--- start MATERIAL ---
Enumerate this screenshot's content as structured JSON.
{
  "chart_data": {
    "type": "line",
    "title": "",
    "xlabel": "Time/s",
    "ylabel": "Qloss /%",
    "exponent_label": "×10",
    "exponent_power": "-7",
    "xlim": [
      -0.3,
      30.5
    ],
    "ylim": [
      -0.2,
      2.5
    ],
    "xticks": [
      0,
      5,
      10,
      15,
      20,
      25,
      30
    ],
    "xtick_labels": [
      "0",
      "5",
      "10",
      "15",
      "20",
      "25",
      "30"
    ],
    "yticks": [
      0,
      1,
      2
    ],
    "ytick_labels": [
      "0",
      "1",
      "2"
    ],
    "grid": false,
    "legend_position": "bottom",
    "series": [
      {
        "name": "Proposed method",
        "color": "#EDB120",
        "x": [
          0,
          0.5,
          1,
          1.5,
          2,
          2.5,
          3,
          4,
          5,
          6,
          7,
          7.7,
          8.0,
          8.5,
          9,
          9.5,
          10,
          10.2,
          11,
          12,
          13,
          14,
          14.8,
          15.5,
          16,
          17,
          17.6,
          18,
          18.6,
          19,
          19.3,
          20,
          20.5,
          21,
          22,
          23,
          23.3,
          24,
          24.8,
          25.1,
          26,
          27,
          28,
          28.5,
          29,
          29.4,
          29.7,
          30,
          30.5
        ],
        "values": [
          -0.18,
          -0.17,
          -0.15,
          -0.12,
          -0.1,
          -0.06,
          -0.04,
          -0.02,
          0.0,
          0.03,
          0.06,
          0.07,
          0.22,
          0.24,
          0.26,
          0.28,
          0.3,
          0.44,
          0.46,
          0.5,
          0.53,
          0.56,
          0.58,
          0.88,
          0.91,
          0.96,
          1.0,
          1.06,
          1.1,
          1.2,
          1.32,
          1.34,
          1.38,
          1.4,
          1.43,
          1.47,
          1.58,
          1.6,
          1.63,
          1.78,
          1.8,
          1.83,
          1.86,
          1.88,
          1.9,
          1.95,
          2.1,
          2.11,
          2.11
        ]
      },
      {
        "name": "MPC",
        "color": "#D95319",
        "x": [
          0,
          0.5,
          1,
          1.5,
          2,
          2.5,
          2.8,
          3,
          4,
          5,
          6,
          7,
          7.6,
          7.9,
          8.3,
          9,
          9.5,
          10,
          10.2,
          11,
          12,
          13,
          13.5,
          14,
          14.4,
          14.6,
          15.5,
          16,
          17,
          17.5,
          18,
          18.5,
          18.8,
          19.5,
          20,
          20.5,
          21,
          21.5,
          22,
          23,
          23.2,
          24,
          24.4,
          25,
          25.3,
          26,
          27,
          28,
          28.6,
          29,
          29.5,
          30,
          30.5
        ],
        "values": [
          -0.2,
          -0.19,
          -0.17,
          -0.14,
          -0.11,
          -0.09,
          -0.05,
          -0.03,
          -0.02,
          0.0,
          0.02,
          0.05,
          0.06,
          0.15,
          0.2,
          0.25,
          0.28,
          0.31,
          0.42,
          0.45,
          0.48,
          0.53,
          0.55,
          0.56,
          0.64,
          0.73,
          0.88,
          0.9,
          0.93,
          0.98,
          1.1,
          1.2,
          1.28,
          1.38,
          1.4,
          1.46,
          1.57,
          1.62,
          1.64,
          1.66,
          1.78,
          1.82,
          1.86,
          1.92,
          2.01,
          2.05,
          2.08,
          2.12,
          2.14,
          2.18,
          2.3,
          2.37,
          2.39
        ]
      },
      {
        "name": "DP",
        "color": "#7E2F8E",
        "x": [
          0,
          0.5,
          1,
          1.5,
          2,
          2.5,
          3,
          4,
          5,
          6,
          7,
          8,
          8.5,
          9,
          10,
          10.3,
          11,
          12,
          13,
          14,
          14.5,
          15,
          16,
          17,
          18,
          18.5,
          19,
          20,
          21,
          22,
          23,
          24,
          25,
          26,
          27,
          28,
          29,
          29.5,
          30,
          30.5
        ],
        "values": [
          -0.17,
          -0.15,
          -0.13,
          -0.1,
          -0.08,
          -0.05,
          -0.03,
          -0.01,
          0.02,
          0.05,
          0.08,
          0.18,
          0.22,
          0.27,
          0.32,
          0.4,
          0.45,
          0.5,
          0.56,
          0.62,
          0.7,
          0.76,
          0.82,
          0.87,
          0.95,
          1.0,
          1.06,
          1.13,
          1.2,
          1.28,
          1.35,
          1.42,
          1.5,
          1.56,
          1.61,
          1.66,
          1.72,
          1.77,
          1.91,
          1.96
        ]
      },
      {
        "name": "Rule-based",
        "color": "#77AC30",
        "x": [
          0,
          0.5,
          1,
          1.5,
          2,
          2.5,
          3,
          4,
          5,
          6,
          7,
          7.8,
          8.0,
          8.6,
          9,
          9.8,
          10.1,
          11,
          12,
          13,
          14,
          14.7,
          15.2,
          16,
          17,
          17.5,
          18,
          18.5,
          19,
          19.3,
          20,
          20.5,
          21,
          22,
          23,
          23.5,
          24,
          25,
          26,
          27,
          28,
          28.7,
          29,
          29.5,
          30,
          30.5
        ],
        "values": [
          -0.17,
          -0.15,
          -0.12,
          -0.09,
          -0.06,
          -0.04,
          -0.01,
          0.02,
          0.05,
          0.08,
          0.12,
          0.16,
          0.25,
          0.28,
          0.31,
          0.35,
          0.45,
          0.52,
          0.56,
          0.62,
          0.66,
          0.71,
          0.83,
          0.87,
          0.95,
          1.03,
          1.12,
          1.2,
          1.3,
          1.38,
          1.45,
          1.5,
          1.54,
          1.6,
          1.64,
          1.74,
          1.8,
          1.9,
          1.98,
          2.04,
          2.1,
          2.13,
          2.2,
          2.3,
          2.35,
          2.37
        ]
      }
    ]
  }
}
--- end MATERIAL ---
## PROBLEM TO SOLVE
Transcribe all of the lines in the records precisely.

## PROBLEM SOLUTION
Enumerate this screenshot's content as structured JSON.
{
  "chart_data": {
    "type": "line",
    "title": "",
    "xlabel": "Time/s",
    "ylabel": "Qloss /%",
    "exponent_label": "×10",
    "exponent_power": "-7",
    "xlim": [
      -0.3,
      30.5
    ],
    "ylim": [
      -0.2,
      2.5
    ],
    "xticks": [
      0,
      5,
      10,
      15,
      20,
      25,
      30
    ],
    "xtick_labels": [
      "0",
      "5",
      "10",
      "15",
      "20",
      "25",
      "30"
    ],
    "yticks": [
      0,
      1,
      2
    ],
    "ytick_labels": [
      "0",
      "1",
      "2"
    ],
    "grid": false,
    "legend_position": "bottom",
    "series": [
      {
        "name": "Proposed method",
        "color": "#EDB120",
        "x": [
          0,
          0.5,
          1,
          1.5,
          2,
          2.5,
          3,
          4,
          5,
          6,
          7,
          7.7,
          8.0,
          8.5,
          9,
          9.5,
          10,
          10.2,
          11,
          12,
          13,
          14,
          14.8,
          15.5,
          16,
          17,
          17.6,
          18,
          18.6,
          19,
          19.3,
          20,
          20.5,
          21,
          22,
          23,
          23.3,
          24,
          24.8,
          25.1,
          26,
          27,
          28,
          28.5,
          29,
          29.4,
          29.7,
          30,
          30.5
        ],
        "values": [
          -0.18,
          -0.17,
          -0.15,
          -0.12,
          -0.1,
          -0.06,
          -0.04,
          -0.02,
          0.0,
          0.03,
          0.06,
          0.07,
          0.22,
          0.24,
          0.26,
          0.28,
          0.3,
          0.44,
          0.46,
          0.5,
          0.53,
          0.56,
          0.58,
          0.88,
          0.91,
          0.96,
          1.0,
          1.06,
          1.1,
          1.2,
          1.32,
          1.34,
          1.38,
          1.4,
          1.43,
          1.47,
          1.58,
          1.6,
          1.63,
          1.78,
          1.8,
          1.83,
          1.86,
          1.88,
          1.9,
          1.95,
          2.1,
          2.11,
          2.11
        ]
      },
      {
        "name": "MPC",
        "color": "#D95319",
        "x": [
          0,
          0.5,
          1,
          1.5,
          2,
          2.5,
          2.8,
          3,
          4,
          5,
          6,
          7,
          7.6,
          7.9,
          8.3,
          9,
          9.5,
          10,
          10.2,
          11,
          12,
          13,
          13.5,
          14,
          14.4,
          14.6,
          15.5,
          16,
          17,
          17.5,
          18,
          18.5,
          18.8,
          19.5,
          20,
          20.5,
          21,
          21.5,
          22,
          23,
          23.2,
          24,
          24.4,
          25,
          25.3,
          26,
          27,
          28,
          28.6,
          29,
          29.5,
          30,
          30.5
        ],
        "values": [
          -0.2,
          -0.19,
          -0.17,
          -0.14,
          -0.11,
          -0.09,
          -0.05,
          -0.03,
          -0.02,
          0.0,
          0.02,
          0.05,
          0.06,
          0.15,
          0.2,
          0.25,
          0.28,
          0.31,
          0.42,
          0.45,
          0.48,
          0.53,
          0.55,
          0.56,
          0.64,
          0.73,
          0.88,
          0.9,
          0.93,
          0.98,
          1.1,
          1.2,
          1.28,
          1.38,
          1.4,
          1.46,
          1.57,
          1.62,
          1.64,
          1.66,
          1.78,
          1.82,
          1.86,
          1.92,
          2.01,
          2.05,
          2.08,
          2.12,
          2.14,
          2.18,
          2.3,
          2.37,
          2.39
        ]
      },
      {
        "name": "DP",
        "color": "#7E2F8E",
        "x": [
          0,
          0.5,
          1,
          1.5,
          2,
          2.5,
          3,
          4,
          5,
          6,
          7,
          8,
          8.5,
          9,
          10,
          10.3,
          11,
          12,
          13,
          14,
          14.5,
          15,
          16,
          17,
          18,
          18.5,
          19,
          20,
          21,
          22,
          23,
          24,
          25,
          26,
          27,
          28,
          29,
          29.5,
          30,
          30.5
        ],
        "values": [
          -0.17,
          -0.15,
          -0.13,
          -0.1,
          -0.08,
          -0.05,
          -0.03,
          -0.01,
          0.02,
          0.05,
          0.08,
          0.18,
          0.22,
          0.27,
          0.32,
          0.4,
          0.45,
          0.5,
          0.56,
          0.62,
          0.7,
          0.76,
          0.82,
          0.87,
          0.95,
          1.0,
          1.06,
          1.13,
          1.2,
          1.28,
          1.35,
          1.42,
          1.5,
          1.56,
          1.61,
          1.66,
          1.72,
          1.77,
          1.91,
          1.96
        ]
      },
      {
        "name": "Rule-based",
        "color": "#77AC30",
        "x": [
          0,
          0.5,
          1,
          1.5,
          2,
          2.5,
          3,
          4,
          5,
          6,
          7,
          7.8,
          8.0,
          8.6,
          9,
          9.8,
          10.1,
          11,
          12,
          13,
          14,
          14.7,
          15.2,
          16,
          17,
          17.5,
          18,
          18.5,
          19,
          19.3,
          20,
          20.5,
          21,
          22,
          23,
          23.5,
          24,
          25,
          26,
          27,
          28,
          28.7,
          29,
          29.5,
          30,
          30.5
        ],
        "values": [
          -0.17,
          -0.15,
          -0.12,
          -0.09,
          -0.06,
          -0.04,
          -0.01,
          0.02,
          0.05,
          0.08,
          0.12,
          0.16,
          0.25,
          0.28,
          0.31,
          0.35,
          0.45,
          0.52,
          0.56,
          0.62,
          0.66,
          0.71,
          0.83,
          0.87,
          0.95,
          1.03,
          1.12,
          1.2,
          1.3,
          1.38,
          1.45,
          1.5,
          1.54,
          1.6,
          1.64,
          1.74,
          1.8,
          1.9,
          1.98,
          2.04,
          2.1,
          2.13,
          2.2,
          2.3,
          2.35,
          2.37
        ]
      }
    ]
  }
}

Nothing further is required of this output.